◆ **Entries taken from a collection**
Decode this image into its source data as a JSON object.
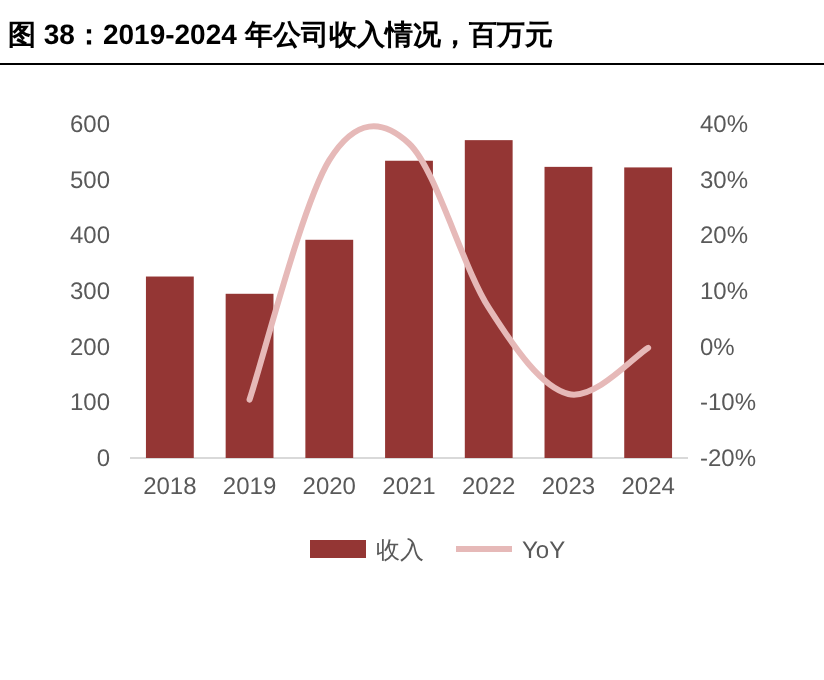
{
  "chart_data": {
    "type": "bar",
    "title": "图 38：2019-2024 年公司收入情况，百万元",
    "categories": [
      "2018",
      "2019",
      "2020",
      "2021",
      "2022",
      "2023",
      "2024"
    ],
    "series": [
      {
        "name": "收入",
        "color": "#943634",
        "values": [
          326,
          295,
          392,
          534,
          571,
          523,
          522
        ]
      },
      {
        "name": "YoY",
        "type": "line",
        "axis": "y2",
        "color": "#e6b9b8",
        "values": [
          null,
          -9.5,
          33.5,
          36.5,
          7,
          -8.5,
          -0.2
        ]
      }
    ],
    "ylim": [
      0,
      600
    ],
    "yticks": [
      0,
      100,
      200,
      300,
      400,
      500,
      600
    ],
    "y2lim": [
      -20,
      40
    ],
    "y2ticks": [
      {
        "value": -20,
        "label": "-20%"
      },
      {
        "value": -10,
        "label": "-10%"
      },
      {
        "value": 0,
        "label": "0%"
      },
      {
        "value": 10,
        "label": "10%"
      },
      {
        "value": 20,
        "label": "20%"
      },
      {
        "value": 30,
        "label": "30%"
      },
      {
        "value": 40,
        "label": "40%"
      }
    ],
    "grid": false,
    "legend": "bottom"
  }
}
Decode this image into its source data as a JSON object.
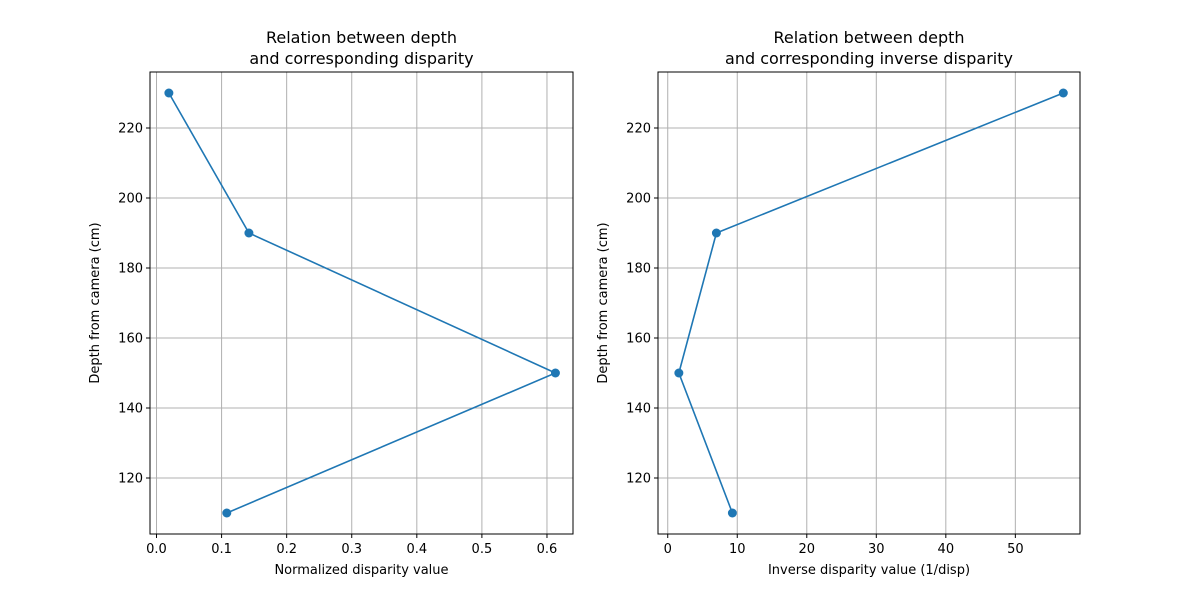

◆ **Exercise description**
Repeat the preceding records precisely, and leave every picture out of the copy.

◆ **Full response**
Decode this image into its source data as a JSON object.
{
  "chart_data": {
    "type": "bar",
    "title": "图 38：2019-2024 年公司收入情况，百万元",
    "categories": [
      "2018",
      "2019",
      "2020",
      "2021",
      "2022",
      "2023",
      "2024"
    ],
    "series": [
      {
        "name": "收入",
        "color": "#943634",
        "values": [
          326,
          295,
          392,
          534,
          571,
          523,
          522
        ]
      },
      {
        "name": "YoY",
        "type": "line",
        "axis": "y2",
        "color": "#e6b9b8",
        "values": [
          null,
          -9.5,
          33.5,
          36.5,
          7,
          -8.5,
          -0.2
        ]
      }
    ],
    "ylim": [
      0,
      600
    ],
    "yticks": [
      0,
      100,
      200,
      300,
      400,
      500,
      600
    ],
    "y2lim": [
      -20,
      40
    ],
    "y2ticks": [
      {
        "value": -20,
        "label": "-20%"
      },
      {
        "value": -10,
        "label": "-10%"
      },
      {
        "value": 0,
        "label": "0%"
      },
      {
        "value": 10,
        "label": "10%"
      },
      {
        "value": 20,
        "label": "20%"
      },
      {
        "value": 30,
        "label": "30%"
      },
      {
        "value": 40,
        "label": "40%"
      }
    ],
    "grid": false,
    "legend": "bottom"
  }
}
Decode this image into its source data as a JSON object.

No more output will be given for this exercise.